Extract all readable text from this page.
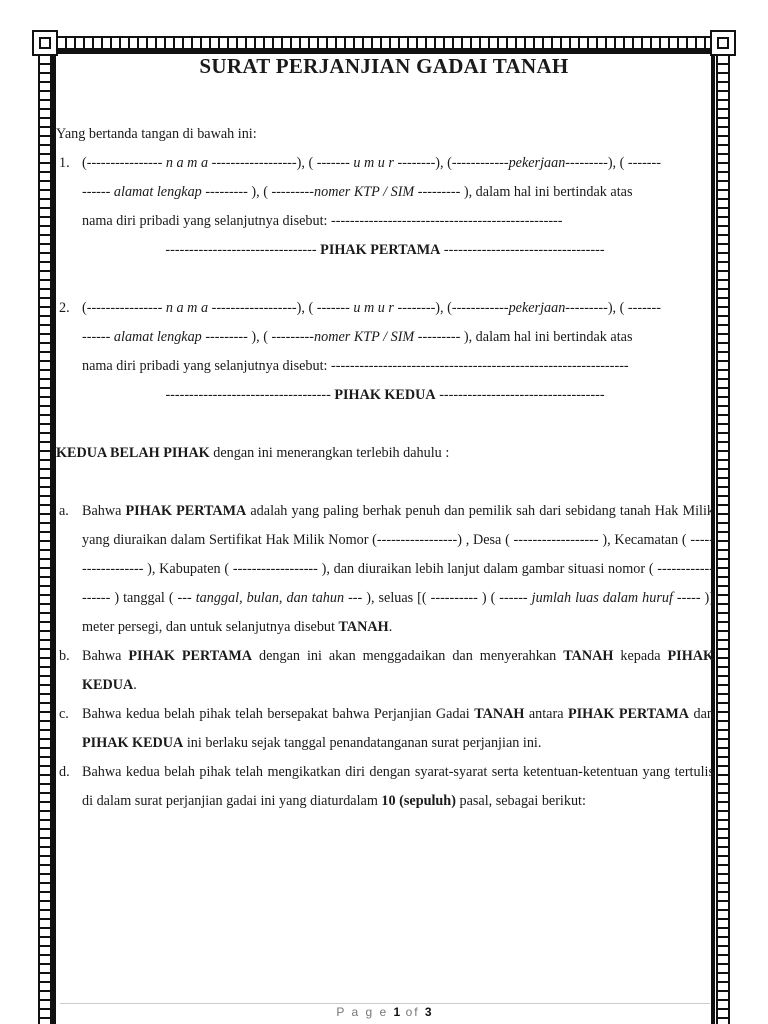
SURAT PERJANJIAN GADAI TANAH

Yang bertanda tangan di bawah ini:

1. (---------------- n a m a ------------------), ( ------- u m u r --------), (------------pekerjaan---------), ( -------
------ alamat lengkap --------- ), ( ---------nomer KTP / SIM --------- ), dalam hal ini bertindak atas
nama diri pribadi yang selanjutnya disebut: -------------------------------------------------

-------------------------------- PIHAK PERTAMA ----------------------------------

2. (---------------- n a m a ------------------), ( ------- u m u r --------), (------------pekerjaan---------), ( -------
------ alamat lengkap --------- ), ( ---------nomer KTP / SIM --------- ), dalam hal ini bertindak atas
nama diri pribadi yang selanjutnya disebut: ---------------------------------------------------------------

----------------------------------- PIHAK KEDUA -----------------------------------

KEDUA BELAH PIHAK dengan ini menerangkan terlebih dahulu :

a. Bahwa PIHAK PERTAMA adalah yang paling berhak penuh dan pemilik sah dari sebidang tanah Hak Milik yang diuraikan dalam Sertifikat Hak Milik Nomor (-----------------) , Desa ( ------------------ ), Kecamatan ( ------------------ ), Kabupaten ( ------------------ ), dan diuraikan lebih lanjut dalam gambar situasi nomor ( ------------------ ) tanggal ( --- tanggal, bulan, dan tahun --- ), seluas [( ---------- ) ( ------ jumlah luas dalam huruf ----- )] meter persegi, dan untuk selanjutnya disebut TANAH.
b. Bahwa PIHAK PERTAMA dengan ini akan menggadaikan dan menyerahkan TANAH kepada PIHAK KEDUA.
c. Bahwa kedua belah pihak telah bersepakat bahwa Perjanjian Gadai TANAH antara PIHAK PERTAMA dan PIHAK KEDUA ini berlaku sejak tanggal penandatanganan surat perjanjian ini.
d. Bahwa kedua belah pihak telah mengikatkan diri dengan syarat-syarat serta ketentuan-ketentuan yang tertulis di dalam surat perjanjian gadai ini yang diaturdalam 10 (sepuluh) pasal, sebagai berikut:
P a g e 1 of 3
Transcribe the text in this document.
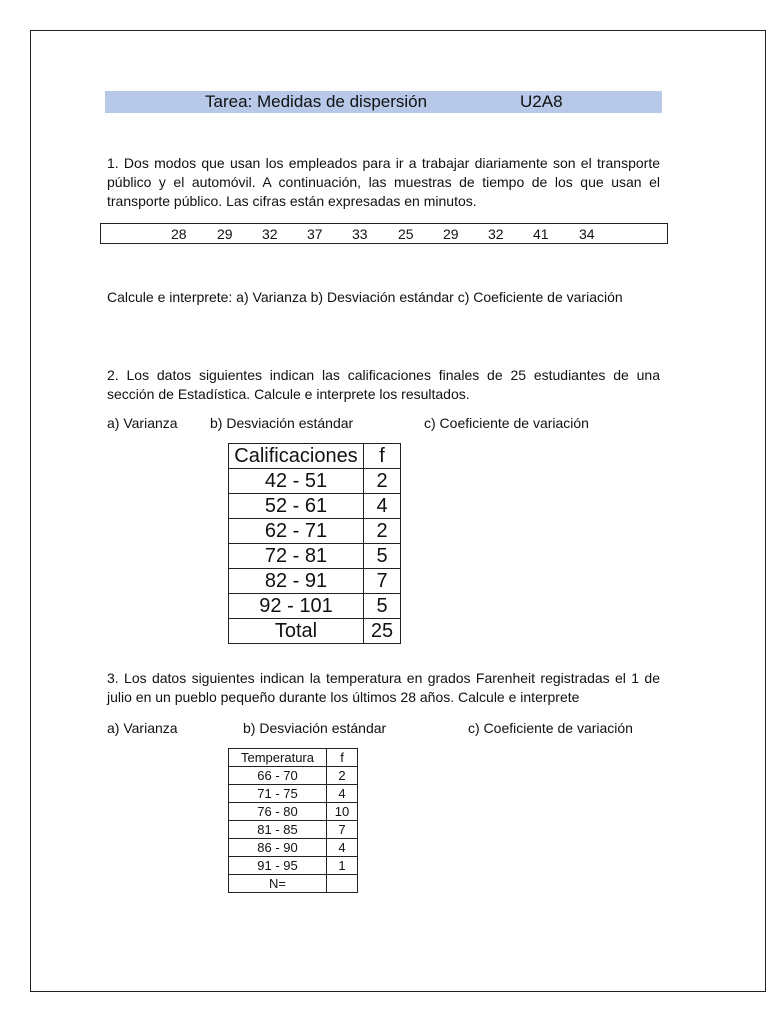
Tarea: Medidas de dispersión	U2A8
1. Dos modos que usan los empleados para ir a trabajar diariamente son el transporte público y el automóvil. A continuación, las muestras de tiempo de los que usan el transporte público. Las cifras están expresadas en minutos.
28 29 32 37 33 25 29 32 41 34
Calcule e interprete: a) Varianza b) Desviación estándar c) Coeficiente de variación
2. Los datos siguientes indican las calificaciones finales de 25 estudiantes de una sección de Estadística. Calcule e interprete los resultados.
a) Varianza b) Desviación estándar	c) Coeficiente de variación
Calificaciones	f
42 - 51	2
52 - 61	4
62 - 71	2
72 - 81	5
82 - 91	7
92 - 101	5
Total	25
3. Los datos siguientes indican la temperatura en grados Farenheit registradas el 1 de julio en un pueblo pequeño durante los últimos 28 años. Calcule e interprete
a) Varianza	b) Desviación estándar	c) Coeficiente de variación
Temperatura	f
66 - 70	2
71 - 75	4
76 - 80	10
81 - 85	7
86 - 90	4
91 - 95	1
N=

PROBLEM REQUIREMENTS: Go through the data above and transcribe it in full, omitting any image.

WRITTEN ANSWER:
Extract all readable text from this page.
SURAT PERJANJIAN GADAI TANAH

Yang bertanda tangan di bawah ini:

1. (---------------- n a m a ------------------), ( ------- u m u r --------), (------------pekerjaan---------), ( -------
------ alamat lengkap --------- ), ( ---------nomer KTP / SIM --------- ), dalam hal ini bertindak atas
nama diri pribadi yang selanjutnya disebut: -------------------------------------------------

-------------------------------- PIHAK PERTAMA ----------------------------------

2. (---------------- n a m a ------------------), ( ------- u m u r --------), (------------pekerjaan---------), ( -------
------ alamat lengkap --------- ), ( ---------nomer KTP / SIM --------- ), dalam hal ini bertindak atas
nama diri pribadi yang selanjutnya disebut: ---------------------------------------------------------------

----------------------------------- PIHAK KEDUA -----------------------------------

KEDUA BELAH PIHAK dengan ini menerangkan terlebih dahulu :

a. Bahwa PIHAK PERTAMA adalah yang paling berhak penuh dan pemilik sah dari sebidang tanah Hak Milik yang diuraikan dalam Sertifikat Hak Milik Nomor (-----------------) , Desa ( ------------------ ), Kecamatan ( ------------------ ), Kabupaten ( ------------------ ), dan diuraikan lebih lanjut dalam gambar situasi nomor ( ------------------ ) tanggal ( --- tanggal, bulan, dan tahun --- ), seluas [( ---------- ) ( ------ jumlah luas dalam huruf ----- )] meter persegi, dan untuk selanjutnya disebut TANAH.
b. Bahwa PIHAK PERTAMA dengan ini akan menggadaikan dan menyerahkan TANAH kepada PIHAK KEDUA.
c. Bahwa kedua belah pihak telah bersepakat bahwa Perjanjian Gadai TANAH antara PIHAK PERTAMA dan PIHAK KEDUA ini berlaku sejak tanggal penandatanganan surat perjanjian ini.
d. Bahwa kedua belah pihak telah mengikatkan diri dengan syarat-syarat serta ketentuan-ketentuan yang tertulis di dalam surat perjanjian gadai ini yang diaturdalam 10 (sepuluh) pasal, sebagai berikut:
P a g e 1 of 3
Transcribe the text in this document.
Tarea: Medidas de dispersión	U2A8
1. Dos modos que usan los empleados para ir a trabajar diariamente son el transporte público y el automóvil. A continuación, las muestras de tiempo de los que usan el transporte público. Las cifras están expresadas en minutos.
28 29 32 37 33 25 29 32 41 34
Calcule e interprete: a) Varianza b) Desviación estándar c) Coeficiente de variación
2. Los datos siguientes indican las calificaciones finales de 25 estudiantes de una sección de Estadística. Calcule e interprete los resultados.
a) Varianza b) Desviación estándar	c) Coeficiente de variación
Calificaciones	f
42 - 51	2
52 - 61	4
62 - 71	2
72 - 81	5
82 - 91	7
92 - 101	5
Total	25
3. Los datos siguientes indican la temperatura en grados Farenheit registradas el 1 de julio en un pueblo pequeño durante los últimos 28 años. Calcule e interprete
a) Varianza	b) Desviación estándar	c) Coeficiente de variación
Temperatura	f
66 - 70	2
71 - 75	4
76 - 80	10
81 - 85	7
86 - 90	4
91 - 95	1
N=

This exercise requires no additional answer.